In full and without deviation, write out the entries that follow.

-*-

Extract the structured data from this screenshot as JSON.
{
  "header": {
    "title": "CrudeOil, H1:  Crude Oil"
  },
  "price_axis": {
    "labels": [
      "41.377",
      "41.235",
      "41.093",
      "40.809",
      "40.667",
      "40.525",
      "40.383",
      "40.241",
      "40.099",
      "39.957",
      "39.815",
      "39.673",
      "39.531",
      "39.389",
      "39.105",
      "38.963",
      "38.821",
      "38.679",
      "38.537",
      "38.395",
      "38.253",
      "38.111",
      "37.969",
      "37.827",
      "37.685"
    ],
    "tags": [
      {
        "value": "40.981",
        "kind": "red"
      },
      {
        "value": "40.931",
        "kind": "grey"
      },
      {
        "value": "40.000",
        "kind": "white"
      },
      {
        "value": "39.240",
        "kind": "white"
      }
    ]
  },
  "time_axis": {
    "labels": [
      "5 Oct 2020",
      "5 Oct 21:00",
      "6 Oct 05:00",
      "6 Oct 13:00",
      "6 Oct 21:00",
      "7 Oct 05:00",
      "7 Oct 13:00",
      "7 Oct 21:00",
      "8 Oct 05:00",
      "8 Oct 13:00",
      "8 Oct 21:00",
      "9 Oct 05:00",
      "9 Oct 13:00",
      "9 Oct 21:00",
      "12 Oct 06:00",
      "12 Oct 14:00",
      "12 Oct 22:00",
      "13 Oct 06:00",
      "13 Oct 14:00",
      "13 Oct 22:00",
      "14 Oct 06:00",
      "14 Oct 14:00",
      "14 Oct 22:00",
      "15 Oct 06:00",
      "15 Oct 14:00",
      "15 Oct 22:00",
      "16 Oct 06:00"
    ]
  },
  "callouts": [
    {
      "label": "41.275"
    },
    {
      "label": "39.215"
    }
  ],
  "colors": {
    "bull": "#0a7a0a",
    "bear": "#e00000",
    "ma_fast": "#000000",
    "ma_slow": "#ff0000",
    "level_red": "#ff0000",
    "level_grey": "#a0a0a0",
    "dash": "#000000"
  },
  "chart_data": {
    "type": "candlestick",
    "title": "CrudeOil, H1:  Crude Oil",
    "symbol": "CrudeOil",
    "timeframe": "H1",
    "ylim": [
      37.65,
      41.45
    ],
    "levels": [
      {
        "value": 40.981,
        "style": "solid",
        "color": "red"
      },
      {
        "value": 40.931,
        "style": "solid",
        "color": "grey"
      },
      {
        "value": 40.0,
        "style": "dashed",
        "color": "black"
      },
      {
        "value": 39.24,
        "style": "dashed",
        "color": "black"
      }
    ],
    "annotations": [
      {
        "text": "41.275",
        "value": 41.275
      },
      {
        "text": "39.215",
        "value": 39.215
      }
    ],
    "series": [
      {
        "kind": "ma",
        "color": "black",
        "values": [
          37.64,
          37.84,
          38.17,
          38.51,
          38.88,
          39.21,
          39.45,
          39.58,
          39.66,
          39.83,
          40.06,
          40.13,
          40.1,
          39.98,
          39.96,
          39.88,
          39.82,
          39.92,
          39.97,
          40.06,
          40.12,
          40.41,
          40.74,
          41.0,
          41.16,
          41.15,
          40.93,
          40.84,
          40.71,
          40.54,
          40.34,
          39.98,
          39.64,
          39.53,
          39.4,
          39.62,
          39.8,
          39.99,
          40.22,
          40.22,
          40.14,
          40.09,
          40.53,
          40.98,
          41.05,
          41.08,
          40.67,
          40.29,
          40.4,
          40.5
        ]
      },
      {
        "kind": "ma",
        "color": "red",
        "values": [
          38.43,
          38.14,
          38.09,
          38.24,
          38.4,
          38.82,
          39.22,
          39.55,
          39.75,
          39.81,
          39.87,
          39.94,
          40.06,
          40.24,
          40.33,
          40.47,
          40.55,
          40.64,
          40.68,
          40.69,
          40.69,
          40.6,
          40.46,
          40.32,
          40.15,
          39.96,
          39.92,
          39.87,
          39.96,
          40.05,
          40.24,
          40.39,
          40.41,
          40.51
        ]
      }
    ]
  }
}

-*-

- [Full output]:
Extract the structured data from this screenshot as JSON.
{
  "header": {
    "title": "CrudeOil, H1:  Crude Oil"
  },
  "price_axis": {
    "labels": [
      "41.377",
      "41.235",
      "41.093",
      "40.809",
      "40.667",
      "40.525",
      "40.383",
      "40.241",
      "40.099",
      "39.957",
      "39.815",
      "39.673",
      "39.531",
      "39.389",
      "39.105",
      "38.963",
      "38.821",
      "38.679",
      "38.537",
      "38.395",
      "38.253",
      "38.111",
      "37.969",
      "37.827",
      "37.685"
    ],
    "tags": [
      {
        "value": "40.981",
        "kind": "red"
      },
      {
        "value": "40.931",
        "kind": "grey"
      },
      {
        "value": "40.000",
        "kind": "white"
      },
      {
        "value": "39.240",
        "kind": "white"
      }
    ]
  },
  "time_axis": {
    "labels": [
      "5 Oct 2020",
      "5 Oct 21:00",
      "6 Oct 05:00",
      "6 Oct 13:00",
      "6 Oct 21:00",
      "7 Oct 05:00",
      "7 Oct 13:00",
      "7 Oct 21:00",
      "8 Oct 05:00",
      "8 Oct 13:00",
      "8 Oct 21:00",
      "9 Oct 05:00",
      "9 Oct 13:00",
      "9 Oct 21:00",
      "12 Oct 06:00",
      "12 Oct 14:00",
      "12 Oct 22:00",
      "13 Oct 06:00",
      "13 Oct 14:00",
      "13 Oct 22:00",
      "14 Oct 06:00",
      "14 Oct 14:00",
      "14 Oct 22:00",
      "15 Oct 06:00",
      "15 Oct 14:00",
      "15 Oct 22:00",
      "16 Oct 06:00"
    ]
  },
  "callouts": [
    {
      "label": "41.275"
    },
    {
      "label": "39.215"
    }
  ],
  "colors": {
    "bull": "#0a7a0a",
    "bear": "#e00000",
    "ma_fast": "#000000",
    "ma_slow": "#ff0000",
    "level_red": "#ff0000",
    "level_grey": "#a0a0a0",
    "dash": "#000000"
  },
  "chart_data": {
    "type": "candlestick",
    "title": "CrudeOil, H1:  Crude Oil",
    "symbol": "CrudeOil",
    "timeframe": "H1",
    "ylim": [
      37.65,
      41.45
    ],
    "levels": [
      {
        "value": 40.981,
        "style": "solid",
        "color": "red"
      },
      {
        "value": 40.931,
        "style": "solid",
        "color": "grey"
      },
      {
        "value": 40.0,
        "style": "dashed",
        "color": "black"
      },
      {
        "value": 39.24,
        "style": "dashed",
        "color": "black"
      }
    ],
    "annotations": [
      {
        "text": "41.275",
        "value": 41.275
      },
      {
        "text": "39.215",
        "value": 39.215
      }
    ],
    "series": [
      {
        "kind": "ma",
        "color": "black",
        "values": [
          37.64,
          37.84,
          38.17,
          38.51,
          38.88,
          39.21,
          39.45,
          39.58,
          39.66,
          39.83,
          40.06,
          40.13,
          40.1,
          39.98,
          39.96,
          39.88,
          39.82,
          39.92,
          39.97,
          40.06,
          40.12,
          40.41,
          40.74,
          41.0,
          41.16,
          41.15,
          40.93,
          40.84,
          40.71,
          40.54,
          40.34,
          39.98,
          39.64,
          39.53,
          39.4,
          39.62,
          39.8,
          39.99,
          40.22,
          40.22,
          40.14,
          40.09,
          40.53,
          40.98,
          41.05,
          41.08,
          40.67,
          40.29,
          40.4,
          40.5
        ]
      },
      {
        "kind": "ma",
        "color": "red",
        "values": [
          38.43,
          38.14,
          38.09,
          38.24,
          38.4,
          38.82,
          39.22,
          39.55,
          39.75,
          39.81,
          39.87,
          39.94,
          40.06,
          40.24,
          40.33,
          40.47,
          40.55,
          40.64,
          40.68,
          40.69,
          40.69,
          40.6,
          40.46,
          40.32,
          40.15,
          39.96,
          39.92,
          39.87,
          39.96,
          40.05,
          40.24,
          40.39,
          40.41,
          40.51
        ]
      }
    ]
  }
}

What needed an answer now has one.